- [TASK INSTRUCTIONS]
Your answer should be one number: the count of lines in these entries that hold the word "ylabel".

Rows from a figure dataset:
□ □ □ □ □
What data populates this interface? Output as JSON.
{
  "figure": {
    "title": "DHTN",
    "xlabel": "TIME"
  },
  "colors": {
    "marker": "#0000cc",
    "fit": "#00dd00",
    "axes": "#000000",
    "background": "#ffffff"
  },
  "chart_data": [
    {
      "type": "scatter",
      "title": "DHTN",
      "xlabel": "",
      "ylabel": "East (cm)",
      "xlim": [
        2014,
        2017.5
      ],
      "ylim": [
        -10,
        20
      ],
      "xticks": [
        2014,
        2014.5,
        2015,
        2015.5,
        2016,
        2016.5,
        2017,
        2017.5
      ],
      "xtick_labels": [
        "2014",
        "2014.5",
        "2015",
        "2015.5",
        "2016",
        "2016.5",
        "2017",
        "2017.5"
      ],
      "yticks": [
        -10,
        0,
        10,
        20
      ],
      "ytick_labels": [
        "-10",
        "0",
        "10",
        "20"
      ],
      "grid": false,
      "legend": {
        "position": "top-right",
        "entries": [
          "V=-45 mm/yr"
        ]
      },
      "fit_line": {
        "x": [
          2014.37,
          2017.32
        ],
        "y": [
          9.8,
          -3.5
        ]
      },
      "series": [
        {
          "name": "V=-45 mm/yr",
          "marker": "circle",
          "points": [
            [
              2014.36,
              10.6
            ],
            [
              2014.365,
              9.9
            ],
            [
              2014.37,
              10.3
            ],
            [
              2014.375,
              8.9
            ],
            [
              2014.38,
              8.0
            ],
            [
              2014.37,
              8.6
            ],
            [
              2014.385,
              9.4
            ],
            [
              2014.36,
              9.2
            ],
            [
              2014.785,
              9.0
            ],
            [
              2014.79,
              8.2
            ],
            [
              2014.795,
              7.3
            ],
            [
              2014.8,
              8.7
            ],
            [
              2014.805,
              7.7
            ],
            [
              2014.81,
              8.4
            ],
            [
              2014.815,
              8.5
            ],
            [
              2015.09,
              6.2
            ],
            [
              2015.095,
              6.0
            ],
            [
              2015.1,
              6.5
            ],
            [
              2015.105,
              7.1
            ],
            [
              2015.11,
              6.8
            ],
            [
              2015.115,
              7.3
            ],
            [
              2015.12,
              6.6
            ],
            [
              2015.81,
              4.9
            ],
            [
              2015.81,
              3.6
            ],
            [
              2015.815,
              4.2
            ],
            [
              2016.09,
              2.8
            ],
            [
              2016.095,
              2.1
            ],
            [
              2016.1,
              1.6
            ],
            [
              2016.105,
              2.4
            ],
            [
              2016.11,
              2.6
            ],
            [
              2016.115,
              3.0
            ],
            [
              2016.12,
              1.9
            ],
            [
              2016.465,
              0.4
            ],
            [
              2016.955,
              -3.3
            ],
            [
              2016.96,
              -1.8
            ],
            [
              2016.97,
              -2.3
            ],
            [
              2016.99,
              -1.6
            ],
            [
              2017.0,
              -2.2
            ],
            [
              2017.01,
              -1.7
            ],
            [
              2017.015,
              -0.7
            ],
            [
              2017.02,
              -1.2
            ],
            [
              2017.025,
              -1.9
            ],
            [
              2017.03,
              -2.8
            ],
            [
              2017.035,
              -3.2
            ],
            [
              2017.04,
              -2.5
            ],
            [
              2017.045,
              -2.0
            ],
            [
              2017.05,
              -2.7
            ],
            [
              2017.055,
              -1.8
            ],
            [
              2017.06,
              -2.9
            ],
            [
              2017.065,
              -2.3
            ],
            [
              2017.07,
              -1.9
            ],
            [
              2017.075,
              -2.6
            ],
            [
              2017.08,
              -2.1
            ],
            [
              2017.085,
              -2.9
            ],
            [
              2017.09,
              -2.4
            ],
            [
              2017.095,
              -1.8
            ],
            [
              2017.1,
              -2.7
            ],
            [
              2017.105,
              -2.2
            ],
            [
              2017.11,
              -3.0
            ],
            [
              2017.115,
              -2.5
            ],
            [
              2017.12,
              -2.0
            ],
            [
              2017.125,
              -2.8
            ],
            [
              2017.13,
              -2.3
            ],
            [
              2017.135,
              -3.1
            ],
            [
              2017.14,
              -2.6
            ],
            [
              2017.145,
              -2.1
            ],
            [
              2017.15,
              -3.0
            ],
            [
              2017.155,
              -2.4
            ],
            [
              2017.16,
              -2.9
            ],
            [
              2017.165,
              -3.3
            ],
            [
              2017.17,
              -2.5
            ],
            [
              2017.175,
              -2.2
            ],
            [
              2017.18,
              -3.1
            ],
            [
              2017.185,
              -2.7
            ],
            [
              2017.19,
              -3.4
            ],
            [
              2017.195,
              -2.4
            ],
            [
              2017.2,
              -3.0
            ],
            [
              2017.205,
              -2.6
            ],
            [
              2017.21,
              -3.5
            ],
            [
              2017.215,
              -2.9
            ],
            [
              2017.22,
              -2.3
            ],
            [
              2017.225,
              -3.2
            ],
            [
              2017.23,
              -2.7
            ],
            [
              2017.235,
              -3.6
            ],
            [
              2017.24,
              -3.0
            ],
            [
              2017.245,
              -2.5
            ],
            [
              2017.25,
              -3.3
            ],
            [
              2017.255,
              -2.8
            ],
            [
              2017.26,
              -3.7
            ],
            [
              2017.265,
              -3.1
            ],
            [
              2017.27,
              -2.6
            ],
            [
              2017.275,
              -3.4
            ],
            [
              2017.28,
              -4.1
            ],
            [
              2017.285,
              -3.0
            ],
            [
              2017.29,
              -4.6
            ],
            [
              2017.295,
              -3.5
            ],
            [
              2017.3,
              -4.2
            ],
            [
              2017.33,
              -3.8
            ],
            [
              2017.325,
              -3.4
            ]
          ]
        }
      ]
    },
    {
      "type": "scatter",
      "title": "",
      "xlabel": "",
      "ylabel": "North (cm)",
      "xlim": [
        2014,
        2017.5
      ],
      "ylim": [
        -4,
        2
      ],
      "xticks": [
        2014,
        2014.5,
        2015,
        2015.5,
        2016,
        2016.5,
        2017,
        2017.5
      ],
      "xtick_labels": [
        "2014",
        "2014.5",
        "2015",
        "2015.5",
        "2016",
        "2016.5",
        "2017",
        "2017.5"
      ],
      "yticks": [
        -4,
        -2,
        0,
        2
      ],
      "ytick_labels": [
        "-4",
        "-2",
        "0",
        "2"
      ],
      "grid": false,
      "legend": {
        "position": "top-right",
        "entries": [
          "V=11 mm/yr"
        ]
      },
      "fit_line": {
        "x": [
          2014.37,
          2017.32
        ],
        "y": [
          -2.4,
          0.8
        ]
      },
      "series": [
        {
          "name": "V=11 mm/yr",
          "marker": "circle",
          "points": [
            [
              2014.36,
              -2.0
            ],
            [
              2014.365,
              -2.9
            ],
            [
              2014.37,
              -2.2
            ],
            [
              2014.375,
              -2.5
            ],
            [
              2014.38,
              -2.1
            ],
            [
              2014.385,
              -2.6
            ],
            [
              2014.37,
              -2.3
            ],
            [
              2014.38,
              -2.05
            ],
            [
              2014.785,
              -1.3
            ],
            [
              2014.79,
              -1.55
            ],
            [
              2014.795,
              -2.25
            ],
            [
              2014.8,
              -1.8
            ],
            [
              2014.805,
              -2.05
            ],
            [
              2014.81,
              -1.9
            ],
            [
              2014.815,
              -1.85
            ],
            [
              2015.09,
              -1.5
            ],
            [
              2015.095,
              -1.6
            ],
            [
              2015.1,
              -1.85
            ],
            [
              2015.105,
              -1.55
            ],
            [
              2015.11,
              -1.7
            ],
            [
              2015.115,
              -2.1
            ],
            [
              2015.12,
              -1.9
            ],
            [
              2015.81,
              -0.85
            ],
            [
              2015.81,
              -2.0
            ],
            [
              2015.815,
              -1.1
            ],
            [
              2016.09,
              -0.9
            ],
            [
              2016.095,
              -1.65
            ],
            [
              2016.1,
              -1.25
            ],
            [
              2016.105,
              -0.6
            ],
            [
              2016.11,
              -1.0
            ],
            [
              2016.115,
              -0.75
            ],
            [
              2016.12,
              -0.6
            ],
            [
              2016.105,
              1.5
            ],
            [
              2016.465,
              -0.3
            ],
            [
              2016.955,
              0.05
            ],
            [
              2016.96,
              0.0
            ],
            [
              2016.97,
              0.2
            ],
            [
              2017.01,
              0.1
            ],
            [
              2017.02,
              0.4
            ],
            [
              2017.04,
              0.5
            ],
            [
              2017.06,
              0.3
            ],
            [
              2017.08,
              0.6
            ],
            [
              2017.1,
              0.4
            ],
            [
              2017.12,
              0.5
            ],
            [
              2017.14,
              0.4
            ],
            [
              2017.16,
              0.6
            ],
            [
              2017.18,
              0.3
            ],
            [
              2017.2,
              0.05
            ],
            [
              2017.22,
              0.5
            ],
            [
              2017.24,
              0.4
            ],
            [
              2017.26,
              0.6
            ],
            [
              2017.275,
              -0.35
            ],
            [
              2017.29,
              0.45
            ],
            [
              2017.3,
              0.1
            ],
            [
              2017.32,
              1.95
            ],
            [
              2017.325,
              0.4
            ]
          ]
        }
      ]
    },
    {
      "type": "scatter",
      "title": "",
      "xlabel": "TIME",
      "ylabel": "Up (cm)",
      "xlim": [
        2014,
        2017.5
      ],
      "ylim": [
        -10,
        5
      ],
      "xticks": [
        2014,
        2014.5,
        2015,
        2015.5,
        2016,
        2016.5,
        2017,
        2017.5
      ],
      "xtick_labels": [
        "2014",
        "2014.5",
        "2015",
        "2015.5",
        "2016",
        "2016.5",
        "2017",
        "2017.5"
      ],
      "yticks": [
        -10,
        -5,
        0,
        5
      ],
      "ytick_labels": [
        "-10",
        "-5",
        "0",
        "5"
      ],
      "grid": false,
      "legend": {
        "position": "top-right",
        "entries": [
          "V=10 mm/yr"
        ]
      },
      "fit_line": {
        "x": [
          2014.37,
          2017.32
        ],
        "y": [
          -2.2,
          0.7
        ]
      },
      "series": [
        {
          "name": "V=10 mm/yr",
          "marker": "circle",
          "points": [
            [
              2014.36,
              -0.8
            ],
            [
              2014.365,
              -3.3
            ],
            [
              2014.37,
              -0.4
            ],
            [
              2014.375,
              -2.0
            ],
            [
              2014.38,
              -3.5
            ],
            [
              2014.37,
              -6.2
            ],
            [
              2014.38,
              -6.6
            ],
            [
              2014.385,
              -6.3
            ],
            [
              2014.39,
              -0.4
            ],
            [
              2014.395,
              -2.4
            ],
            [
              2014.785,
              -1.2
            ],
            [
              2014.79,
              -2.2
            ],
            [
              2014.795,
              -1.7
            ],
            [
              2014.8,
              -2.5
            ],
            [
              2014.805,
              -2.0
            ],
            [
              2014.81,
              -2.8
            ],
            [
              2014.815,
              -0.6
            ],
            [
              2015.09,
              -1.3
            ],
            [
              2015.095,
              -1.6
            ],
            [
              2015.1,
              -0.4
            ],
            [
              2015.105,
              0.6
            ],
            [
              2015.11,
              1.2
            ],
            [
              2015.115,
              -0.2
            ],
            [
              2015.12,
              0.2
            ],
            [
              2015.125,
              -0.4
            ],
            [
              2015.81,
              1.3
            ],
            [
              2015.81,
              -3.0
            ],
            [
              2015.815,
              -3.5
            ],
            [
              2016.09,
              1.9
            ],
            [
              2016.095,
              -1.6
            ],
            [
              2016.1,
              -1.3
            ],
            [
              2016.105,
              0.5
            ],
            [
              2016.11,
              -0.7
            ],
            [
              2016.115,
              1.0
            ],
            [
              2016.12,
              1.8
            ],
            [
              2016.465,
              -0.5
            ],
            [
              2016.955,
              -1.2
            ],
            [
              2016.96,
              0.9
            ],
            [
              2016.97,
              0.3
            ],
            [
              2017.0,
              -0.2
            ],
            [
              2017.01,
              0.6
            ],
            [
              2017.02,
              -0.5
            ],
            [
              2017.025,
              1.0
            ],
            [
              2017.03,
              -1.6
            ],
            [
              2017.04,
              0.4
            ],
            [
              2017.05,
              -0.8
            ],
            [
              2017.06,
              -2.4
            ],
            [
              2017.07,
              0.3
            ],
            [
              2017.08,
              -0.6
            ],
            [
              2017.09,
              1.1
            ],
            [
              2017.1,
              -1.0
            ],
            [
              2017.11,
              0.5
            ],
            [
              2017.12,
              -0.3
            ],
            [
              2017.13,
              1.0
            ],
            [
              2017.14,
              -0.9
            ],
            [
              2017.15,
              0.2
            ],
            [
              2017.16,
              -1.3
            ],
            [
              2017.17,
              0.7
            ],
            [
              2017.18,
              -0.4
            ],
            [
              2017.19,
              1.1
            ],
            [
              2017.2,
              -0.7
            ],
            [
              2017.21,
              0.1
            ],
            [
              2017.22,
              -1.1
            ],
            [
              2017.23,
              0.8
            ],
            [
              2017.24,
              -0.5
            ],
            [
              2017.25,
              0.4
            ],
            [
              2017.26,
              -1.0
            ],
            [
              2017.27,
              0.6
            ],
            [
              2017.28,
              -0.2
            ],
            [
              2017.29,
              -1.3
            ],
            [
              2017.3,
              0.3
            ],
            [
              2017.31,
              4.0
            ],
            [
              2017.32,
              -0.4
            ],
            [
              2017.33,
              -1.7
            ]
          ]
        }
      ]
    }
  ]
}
□ □ □ □ □
- [CORRECT RESPONSE]
3